[DOCUMENT EXTRACT]
* * * * * * * * *

File imports made asset embedding feel ordinary. The generated modules are boring in a good way: import file, wrap with Bun.file, expose a Record<string, Blob>.
The multi-target model became explicit. Appaloft models release targets for macOS, Linux, and Windows, including Linux glibc and musl targets. Each target carries a Bun target, npm binary package name, executable name, archive format, and related platform metadata.
The monorepo workflow also stayed consistent. bun run, bun test, bun build, and TypeScript release scripts are all part of the same daily vocabulary. That sounds mundane, but mundane is good when the release script is already doing enough work.
What surprised us
--compile does not design the serving contract. You still have to decide where assets come from, how they are addressed, and what happens when the URL does not map to a literal file.
Frontend routing details become backend responsibilities once the backend serves the frontend. Appaloft has to distinguish Web console SPA fallback from docs path handling. It also has to support clean URLs and route-level index.html files.
macOS signing needed an explicit step. This one was easy to miss: --compile mutates Bun’s signed executable, so the release script removes the stale signature and ad-hoc signs the generated Darwin executable.
Docker and binary bundles wanted different answers. The binary distribution benefits from embedded assets. The Docker image benefits from /app/web and /app/docs.
Embedded assets are convenient, but they should not be the only path. Appaloft keeps APPALOFT_WEB_STATIC_DIR and APPALOFT_DOCS_STATIC_DIR as overrides so operators and packagers are not trapped in the binary layout.

* * * * * * * * *

[DATA PROVIDED]
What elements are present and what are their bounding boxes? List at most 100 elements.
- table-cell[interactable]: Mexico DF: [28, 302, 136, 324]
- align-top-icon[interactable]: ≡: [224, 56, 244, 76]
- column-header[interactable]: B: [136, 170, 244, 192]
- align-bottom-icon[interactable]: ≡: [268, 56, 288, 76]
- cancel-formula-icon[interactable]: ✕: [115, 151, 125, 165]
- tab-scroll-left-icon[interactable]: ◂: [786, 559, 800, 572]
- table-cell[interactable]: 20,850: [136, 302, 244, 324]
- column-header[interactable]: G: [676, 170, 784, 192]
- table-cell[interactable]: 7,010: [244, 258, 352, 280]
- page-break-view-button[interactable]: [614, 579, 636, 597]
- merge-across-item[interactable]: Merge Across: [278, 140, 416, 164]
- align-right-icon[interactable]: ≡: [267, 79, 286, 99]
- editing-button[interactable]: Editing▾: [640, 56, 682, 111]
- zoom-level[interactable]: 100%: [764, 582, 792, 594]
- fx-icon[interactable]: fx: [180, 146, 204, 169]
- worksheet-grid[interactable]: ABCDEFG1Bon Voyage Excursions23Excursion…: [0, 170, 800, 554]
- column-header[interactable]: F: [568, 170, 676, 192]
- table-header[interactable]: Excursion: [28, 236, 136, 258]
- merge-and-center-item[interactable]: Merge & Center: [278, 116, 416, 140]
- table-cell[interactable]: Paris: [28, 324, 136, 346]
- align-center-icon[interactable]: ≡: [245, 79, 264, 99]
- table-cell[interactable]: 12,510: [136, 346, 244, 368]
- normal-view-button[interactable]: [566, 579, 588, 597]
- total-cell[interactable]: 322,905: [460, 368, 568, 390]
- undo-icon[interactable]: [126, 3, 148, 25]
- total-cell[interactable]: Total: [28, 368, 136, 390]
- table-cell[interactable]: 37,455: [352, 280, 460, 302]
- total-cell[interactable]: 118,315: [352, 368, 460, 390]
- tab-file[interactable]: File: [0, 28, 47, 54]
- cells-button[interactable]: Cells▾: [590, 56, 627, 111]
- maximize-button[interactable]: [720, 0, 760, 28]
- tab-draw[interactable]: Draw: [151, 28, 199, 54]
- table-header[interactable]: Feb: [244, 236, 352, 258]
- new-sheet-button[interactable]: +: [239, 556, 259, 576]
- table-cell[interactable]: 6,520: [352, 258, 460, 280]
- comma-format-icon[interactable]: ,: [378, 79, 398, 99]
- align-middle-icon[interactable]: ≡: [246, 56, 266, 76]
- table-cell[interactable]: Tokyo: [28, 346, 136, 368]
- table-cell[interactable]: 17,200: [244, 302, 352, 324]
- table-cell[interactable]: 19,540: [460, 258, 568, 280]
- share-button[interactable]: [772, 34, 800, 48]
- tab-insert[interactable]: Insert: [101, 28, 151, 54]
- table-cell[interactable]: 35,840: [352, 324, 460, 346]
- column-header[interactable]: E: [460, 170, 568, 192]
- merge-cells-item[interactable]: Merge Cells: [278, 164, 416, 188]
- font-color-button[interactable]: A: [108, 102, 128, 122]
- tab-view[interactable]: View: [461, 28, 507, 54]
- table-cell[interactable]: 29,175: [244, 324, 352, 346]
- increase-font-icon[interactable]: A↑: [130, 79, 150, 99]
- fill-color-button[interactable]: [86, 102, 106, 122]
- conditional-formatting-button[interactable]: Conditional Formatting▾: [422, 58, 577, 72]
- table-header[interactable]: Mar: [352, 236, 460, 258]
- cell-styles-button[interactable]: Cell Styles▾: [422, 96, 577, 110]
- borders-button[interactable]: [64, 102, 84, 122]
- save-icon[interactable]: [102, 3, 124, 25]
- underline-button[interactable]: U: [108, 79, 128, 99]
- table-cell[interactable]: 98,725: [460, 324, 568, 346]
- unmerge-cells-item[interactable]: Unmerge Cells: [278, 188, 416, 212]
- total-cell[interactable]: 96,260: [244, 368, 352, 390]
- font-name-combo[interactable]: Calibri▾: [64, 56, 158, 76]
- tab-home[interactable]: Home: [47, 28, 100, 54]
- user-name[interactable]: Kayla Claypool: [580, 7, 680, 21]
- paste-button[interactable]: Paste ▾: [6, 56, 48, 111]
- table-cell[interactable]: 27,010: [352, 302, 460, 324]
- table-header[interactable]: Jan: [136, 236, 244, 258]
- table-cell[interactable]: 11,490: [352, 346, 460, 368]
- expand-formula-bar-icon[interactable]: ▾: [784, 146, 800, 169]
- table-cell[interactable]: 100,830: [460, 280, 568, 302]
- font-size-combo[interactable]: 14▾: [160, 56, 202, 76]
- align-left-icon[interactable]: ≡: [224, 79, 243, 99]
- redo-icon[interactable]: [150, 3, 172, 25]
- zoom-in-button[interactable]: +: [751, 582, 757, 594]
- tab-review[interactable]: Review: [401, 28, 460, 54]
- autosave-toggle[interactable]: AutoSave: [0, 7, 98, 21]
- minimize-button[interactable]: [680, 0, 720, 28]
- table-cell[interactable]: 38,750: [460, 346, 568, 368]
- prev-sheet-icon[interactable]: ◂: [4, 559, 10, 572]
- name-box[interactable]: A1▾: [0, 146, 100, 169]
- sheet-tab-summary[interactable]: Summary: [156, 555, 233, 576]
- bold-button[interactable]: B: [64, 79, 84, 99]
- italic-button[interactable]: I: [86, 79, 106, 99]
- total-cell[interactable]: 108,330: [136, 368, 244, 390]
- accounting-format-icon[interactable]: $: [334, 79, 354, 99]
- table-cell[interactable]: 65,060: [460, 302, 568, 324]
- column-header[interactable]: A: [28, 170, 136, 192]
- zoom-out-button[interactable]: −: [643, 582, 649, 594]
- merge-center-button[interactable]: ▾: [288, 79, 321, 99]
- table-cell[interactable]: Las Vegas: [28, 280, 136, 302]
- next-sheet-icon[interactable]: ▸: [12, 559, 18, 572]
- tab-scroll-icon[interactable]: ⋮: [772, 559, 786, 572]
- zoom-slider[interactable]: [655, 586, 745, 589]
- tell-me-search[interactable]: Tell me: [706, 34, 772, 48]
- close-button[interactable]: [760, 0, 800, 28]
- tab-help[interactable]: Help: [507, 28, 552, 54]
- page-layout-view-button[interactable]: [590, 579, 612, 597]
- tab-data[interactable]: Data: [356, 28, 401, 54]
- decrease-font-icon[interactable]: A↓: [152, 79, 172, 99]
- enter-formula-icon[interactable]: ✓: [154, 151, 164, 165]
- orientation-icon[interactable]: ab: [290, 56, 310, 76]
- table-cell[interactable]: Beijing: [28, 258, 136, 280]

* * * * * * * * *

[BRIEF 1]
In the text on building Appaloft with Bun, which two environment variables does Appaloft keep as overrides for static assets?
[BRIEF 2]
Proceed with the text on building Appaloft with Bun, starting right after its final sentence.
The records come from a separate source, unrelated to the text.

[TASK RESULT 1]
APPALOFT_WEB_STATIC_DIR and APPALOFT_DOCS_STATIC_DIR.

[TASK RESULT 2]
Where it still hurts
Binary size and build time need continuous measurement. Embedding the Web console, docs, and PGlite runtime assets is convenient, but it is not free. Before publishing this as a final post, we should add per-target binary sizes and release build timings.
Cross-platform targets are real work. macOS, Linux glibc, Linux musl, and Windows differ in executable naming, archive format, runtime assumptions, signing, and downstream package mapping.
Compiled binary debugging is not the same as source development. Running TypeScript directly during development is pleasant. Debugging a generated entrypoint with embedded assets requires a different mental model.
Embedding UI and docs means updating UI and docs requires a new binary. That is a good fit for self-contained archives, but not always the best operational model. The Docker filesystem strategy exists because distribution formats have different needs.
PGlite is excellent for a local-first default, but Appaloft still has to keep the Postgres path strong. A deployment control plane should make the first run easy without making the team/production path feel bolted on later.
Closing
For Appaloft, Bun’s biggest value was not speed by itself. It was that Bun made this release shape realistic:
TypeScript app
+ CLI
+ backend server
+ static Web console
+ static docs
+ embedded PGlite runtime assets
+ optional compiled binary
That is a specific shape, and Bun fits it well.
The tradeoff is that Bun gives useful primitives, not a product architecture. We still had to decide how embedded assets differ from filesystem assets, how PGlite differs from Postgres, why Docker and binary packaging should not share the same asset strategy, and where source development stops matching compiled releases.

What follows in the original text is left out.